TASK DESCRIPTION: All lines from the line containing "Output the text content of this document." up to and including the last line of the listing below should be echoed exactly; no other lines belong in the response.

DATA ROWS:
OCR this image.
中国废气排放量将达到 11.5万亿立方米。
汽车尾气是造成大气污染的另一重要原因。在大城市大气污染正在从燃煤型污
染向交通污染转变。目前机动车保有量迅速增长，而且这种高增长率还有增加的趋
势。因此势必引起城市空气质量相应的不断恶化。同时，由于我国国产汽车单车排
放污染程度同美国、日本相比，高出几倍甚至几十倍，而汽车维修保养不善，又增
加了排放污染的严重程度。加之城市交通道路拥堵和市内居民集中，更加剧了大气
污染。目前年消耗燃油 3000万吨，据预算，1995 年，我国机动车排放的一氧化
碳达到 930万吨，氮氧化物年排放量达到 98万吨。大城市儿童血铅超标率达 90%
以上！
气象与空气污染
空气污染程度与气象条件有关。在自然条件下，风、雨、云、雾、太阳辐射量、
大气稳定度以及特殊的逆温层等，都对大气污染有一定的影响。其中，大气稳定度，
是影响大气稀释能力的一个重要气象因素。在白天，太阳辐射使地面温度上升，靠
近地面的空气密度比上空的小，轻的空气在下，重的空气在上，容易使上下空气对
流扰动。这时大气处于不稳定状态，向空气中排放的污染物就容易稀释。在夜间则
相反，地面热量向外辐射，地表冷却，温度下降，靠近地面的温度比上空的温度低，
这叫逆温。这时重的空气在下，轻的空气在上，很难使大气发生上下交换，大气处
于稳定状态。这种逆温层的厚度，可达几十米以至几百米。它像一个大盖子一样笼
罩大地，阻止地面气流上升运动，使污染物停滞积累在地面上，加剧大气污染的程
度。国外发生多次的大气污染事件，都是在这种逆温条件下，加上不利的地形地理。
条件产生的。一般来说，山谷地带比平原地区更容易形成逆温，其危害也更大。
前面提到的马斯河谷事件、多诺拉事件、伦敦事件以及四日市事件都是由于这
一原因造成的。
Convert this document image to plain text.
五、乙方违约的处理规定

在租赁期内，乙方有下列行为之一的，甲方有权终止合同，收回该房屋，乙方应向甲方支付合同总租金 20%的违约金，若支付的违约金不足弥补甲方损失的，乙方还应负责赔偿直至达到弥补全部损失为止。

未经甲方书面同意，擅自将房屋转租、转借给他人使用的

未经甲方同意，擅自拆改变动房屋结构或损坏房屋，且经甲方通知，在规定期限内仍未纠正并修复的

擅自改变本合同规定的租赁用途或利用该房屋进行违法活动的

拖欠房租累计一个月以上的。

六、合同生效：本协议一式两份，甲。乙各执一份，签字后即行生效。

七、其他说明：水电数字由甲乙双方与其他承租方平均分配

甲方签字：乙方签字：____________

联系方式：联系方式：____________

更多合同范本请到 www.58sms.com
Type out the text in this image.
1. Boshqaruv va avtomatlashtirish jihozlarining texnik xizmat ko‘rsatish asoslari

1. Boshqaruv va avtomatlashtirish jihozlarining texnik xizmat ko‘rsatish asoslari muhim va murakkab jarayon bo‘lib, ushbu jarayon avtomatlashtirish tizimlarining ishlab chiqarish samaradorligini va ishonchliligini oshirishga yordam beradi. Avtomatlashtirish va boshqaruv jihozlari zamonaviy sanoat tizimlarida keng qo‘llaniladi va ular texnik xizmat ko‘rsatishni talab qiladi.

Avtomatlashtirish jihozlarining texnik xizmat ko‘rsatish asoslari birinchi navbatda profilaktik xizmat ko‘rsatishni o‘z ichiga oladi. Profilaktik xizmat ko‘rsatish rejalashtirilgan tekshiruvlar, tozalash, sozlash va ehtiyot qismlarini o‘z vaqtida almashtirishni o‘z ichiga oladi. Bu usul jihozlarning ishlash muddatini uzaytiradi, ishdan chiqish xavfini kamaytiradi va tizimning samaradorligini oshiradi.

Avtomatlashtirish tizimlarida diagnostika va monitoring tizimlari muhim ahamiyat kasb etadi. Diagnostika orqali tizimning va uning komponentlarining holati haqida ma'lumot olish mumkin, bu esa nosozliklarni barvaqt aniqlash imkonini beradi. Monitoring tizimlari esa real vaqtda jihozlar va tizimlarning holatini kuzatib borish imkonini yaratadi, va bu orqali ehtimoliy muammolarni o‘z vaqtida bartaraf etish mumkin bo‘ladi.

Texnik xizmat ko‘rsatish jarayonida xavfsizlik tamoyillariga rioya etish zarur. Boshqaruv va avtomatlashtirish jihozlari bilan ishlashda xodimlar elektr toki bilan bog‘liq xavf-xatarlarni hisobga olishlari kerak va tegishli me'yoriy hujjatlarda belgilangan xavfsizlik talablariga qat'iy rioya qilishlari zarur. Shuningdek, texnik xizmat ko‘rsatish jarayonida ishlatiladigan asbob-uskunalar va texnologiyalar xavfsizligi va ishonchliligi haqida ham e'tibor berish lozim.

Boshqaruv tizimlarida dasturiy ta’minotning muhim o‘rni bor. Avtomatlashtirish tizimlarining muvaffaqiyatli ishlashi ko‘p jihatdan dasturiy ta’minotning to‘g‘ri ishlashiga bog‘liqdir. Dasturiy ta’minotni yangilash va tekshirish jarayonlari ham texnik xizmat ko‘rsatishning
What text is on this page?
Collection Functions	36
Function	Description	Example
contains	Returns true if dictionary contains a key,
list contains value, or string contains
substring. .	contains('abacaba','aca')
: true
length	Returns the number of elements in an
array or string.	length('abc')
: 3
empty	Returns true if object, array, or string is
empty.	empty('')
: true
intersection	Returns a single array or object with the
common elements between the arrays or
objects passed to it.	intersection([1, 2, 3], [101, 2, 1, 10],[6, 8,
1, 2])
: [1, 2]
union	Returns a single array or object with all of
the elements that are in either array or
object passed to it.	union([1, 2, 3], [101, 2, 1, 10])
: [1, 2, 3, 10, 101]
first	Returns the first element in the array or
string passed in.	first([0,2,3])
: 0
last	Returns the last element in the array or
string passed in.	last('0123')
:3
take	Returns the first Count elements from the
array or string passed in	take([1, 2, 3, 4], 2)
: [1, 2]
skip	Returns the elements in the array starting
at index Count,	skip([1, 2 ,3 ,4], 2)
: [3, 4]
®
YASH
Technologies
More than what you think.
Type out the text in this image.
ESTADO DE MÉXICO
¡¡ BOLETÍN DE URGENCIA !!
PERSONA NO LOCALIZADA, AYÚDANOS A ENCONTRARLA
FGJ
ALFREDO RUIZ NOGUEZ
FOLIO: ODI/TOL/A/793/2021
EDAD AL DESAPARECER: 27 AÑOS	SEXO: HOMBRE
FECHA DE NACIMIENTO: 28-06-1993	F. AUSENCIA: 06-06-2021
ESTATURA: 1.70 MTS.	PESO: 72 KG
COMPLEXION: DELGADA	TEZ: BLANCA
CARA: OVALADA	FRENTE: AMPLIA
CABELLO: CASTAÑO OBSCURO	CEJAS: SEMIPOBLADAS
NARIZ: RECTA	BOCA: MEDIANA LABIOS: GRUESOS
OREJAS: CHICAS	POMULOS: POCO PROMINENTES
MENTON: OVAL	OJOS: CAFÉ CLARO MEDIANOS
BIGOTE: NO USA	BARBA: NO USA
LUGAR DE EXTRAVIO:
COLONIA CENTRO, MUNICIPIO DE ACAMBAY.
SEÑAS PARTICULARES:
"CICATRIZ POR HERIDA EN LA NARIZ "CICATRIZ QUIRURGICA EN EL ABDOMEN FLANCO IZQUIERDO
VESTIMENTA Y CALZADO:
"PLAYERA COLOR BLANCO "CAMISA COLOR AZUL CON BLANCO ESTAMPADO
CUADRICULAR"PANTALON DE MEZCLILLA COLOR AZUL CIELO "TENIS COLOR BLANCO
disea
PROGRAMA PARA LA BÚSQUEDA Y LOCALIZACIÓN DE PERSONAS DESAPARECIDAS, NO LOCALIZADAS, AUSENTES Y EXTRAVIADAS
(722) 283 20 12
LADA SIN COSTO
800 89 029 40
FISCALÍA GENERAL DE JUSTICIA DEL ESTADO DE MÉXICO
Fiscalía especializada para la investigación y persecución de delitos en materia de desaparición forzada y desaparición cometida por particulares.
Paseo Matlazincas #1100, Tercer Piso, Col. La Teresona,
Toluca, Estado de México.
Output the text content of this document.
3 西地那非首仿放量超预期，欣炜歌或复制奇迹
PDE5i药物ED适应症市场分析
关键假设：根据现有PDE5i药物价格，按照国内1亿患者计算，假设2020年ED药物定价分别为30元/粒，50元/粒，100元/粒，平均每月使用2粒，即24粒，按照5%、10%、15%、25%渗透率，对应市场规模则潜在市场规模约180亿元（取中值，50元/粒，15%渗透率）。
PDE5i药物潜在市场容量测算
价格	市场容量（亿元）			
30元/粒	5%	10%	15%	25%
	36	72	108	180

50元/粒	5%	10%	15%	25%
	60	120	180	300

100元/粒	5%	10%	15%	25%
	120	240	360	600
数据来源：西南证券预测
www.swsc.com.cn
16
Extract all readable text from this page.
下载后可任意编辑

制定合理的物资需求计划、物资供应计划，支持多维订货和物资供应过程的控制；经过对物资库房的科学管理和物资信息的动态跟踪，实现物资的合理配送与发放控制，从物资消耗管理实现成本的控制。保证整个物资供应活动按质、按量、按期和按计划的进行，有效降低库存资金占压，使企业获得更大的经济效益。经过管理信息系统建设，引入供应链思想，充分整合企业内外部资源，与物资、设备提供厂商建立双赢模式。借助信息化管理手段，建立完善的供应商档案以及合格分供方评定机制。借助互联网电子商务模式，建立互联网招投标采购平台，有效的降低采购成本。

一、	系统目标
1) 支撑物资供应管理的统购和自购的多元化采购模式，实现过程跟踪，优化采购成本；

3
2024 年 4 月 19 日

FULL ANSWER:
Output the text content of this document.
3 西地那非首仿放量超预期，欣炜歌或复制奇迹
PDE5i药物ED适应症市场分析
关键假设：根据现有PDE5i药物价格，按照国内1亿患者计算，假设2020年ED药物定价分别为30元/粒，50元/粒，100元/粒，平均每月使用2粒，即24粒，按照5%、10%、15%、25%渗透率，对应市场规模则潜在市场规模约180亿元（取中值，50元/粒，15%渗透率）。
PDE5i药物潜在市场容量测算
价格	市场容量（亿元）			
30元/粒	5%	10%	15%	25%
	36	72	108	180

50元/粒	5%	10%	15%	25%
	60	120	180	300

100元/粒	5%	10%	15%	25%
	120	240	360	600
数据来源：西南证券预测
www.swsc.com.cn
16
Extract all readable text from this page.
下载后可任意编辑

制定合理的物资需求计划、物资供应计划，支持多维订货和物资供应过程的控制；经过对物资库房的科学管理和物资信息的动态跟踪，实现物资的合理配送与发放控制，从物资消耗管理实现成本的控制。保证整个物资供应活动按质、按量、按期和按计划的进行，有效降低库存资金占压，使企业获得更大的经济效益。经过管理信息系统建设，引入供应链思想，充分整合企业内外部资源，与物资、设备提供厂商建立双赢模式。借助信息化管理手段，建立完善的供应商档案以及合格分供方评定机制。借助互联网电子商务模式，建立互联网招投标采购平台，有效的降低采购成本。

一、	系统目标
1) 支撑物资供应管理的统购和自购的多元化采购模式，实现过程跟踪，优化采购成本；

3
2024 年 4 月 19 日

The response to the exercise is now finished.